Extracted data entries:
>> START
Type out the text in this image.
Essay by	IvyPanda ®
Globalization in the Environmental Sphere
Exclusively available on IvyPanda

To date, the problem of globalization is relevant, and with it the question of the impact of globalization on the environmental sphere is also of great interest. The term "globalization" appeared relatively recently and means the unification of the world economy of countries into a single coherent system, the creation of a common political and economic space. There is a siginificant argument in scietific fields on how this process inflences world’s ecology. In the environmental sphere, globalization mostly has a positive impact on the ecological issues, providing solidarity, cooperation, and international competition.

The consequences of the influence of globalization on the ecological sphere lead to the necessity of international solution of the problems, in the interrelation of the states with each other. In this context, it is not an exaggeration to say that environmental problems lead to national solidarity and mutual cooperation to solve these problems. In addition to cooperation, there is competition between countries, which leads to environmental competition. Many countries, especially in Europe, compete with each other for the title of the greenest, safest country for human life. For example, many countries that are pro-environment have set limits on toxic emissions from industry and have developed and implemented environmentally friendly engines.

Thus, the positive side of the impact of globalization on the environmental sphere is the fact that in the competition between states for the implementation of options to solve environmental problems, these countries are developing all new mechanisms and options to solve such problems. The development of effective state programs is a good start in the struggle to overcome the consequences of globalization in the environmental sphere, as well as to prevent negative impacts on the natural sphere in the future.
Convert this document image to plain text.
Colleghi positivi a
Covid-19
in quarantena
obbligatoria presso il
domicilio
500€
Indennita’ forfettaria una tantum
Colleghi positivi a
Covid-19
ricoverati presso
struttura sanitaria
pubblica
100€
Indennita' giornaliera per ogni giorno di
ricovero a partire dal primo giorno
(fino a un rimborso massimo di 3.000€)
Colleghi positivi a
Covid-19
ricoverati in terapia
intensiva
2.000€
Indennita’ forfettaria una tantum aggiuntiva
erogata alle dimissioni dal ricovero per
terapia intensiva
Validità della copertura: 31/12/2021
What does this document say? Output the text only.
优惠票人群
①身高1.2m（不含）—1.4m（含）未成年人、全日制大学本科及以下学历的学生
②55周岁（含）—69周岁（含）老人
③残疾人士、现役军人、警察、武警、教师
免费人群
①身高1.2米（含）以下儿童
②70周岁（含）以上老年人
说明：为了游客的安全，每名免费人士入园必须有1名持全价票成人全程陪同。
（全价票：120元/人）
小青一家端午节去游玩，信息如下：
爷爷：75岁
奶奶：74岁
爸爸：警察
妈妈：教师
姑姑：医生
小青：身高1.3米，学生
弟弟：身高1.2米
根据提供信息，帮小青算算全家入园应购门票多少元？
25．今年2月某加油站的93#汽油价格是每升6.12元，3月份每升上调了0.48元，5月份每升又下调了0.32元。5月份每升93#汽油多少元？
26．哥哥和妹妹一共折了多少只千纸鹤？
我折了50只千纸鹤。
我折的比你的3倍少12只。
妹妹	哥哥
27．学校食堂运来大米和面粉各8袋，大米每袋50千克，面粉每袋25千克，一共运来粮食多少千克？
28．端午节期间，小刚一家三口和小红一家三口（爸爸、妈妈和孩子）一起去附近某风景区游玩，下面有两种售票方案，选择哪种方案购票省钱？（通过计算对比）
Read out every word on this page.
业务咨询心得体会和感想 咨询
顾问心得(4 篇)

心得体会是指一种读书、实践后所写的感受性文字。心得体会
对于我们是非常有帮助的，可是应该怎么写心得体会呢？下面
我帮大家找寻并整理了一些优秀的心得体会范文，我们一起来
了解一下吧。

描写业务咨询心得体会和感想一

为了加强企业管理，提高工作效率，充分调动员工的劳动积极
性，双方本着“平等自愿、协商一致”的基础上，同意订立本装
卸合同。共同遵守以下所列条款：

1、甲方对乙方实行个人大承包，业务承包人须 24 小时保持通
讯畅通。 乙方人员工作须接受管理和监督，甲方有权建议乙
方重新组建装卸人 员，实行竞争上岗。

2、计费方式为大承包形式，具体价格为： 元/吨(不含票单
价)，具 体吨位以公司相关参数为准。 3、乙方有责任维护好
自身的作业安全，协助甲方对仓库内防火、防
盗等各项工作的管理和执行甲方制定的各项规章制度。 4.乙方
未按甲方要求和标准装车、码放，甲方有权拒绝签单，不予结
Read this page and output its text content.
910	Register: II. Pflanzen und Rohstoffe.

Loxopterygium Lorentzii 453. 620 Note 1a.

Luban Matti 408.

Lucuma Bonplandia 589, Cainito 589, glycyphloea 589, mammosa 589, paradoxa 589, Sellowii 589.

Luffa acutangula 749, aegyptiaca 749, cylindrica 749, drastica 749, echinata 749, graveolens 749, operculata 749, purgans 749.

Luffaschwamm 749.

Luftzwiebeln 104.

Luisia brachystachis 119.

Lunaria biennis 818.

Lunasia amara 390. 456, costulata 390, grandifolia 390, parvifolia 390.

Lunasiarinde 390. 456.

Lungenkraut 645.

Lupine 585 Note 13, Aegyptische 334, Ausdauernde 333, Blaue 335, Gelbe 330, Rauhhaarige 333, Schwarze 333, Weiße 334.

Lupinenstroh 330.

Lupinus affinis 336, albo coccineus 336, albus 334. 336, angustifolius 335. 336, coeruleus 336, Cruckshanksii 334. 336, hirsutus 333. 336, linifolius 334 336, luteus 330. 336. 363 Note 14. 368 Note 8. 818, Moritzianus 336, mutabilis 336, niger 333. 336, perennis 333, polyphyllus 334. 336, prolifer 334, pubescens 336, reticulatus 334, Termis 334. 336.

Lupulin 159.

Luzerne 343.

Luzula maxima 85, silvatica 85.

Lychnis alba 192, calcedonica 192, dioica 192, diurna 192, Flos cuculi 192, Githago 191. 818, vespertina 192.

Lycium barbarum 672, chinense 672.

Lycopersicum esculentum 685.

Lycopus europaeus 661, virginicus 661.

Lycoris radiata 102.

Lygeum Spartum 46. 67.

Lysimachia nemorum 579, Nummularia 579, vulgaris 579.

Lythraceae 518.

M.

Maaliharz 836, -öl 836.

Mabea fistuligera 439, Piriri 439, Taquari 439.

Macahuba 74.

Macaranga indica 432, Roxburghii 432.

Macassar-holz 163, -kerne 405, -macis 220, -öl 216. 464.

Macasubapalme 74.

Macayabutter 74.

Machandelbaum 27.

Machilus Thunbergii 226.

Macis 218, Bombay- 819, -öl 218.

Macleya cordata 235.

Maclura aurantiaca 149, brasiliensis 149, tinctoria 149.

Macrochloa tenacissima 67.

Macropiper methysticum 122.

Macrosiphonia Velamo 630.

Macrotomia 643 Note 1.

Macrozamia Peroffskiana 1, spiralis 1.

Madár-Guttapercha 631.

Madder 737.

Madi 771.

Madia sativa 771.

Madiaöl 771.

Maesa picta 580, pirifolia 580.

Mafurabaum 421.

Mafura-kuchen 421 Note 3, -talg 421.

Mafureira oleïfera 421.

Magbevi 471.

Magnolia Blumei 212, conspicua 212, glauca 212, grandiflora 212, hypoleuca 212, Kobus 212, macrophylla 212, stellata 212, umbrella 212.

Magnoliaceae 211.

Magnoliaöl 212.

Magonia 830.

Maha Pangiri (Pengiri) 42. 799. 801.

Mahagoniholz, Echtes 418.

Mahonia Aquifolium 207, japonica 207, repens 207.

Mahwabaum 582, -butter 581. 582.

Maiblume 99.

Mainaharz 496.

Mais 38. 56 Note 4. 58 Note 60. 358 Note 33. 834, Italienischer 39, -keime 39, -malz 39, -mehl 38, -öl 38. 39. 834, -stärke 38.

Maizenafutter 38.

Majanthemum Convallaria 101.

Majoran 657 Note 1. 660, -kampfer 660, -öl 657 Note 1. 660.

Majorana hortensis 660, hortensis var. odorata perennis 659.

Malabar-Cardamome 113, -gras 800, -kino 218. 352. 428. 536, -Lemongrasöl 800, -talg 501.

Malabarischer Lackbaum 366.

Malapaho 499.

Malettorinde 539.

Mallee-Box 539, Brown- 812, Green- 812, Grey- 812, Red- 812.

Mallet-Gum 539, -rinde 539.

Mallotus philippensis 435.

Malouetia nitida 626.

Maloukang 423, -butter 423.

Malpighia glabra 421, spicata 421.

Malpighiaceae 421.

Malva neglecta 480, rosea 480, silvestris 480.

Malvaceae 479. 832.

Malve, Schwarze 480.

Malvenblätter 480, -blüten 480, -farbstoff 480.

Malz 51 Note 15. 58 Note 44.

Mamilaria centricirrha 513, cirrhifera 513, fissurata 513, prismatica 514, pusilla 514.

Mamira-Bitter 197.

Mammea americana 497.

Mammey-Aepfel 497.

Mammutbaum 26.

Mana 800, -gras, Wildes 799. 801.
>> END
Note how many lines in the listing above hold the string "talg", then give only that figure.

Problem solution: 2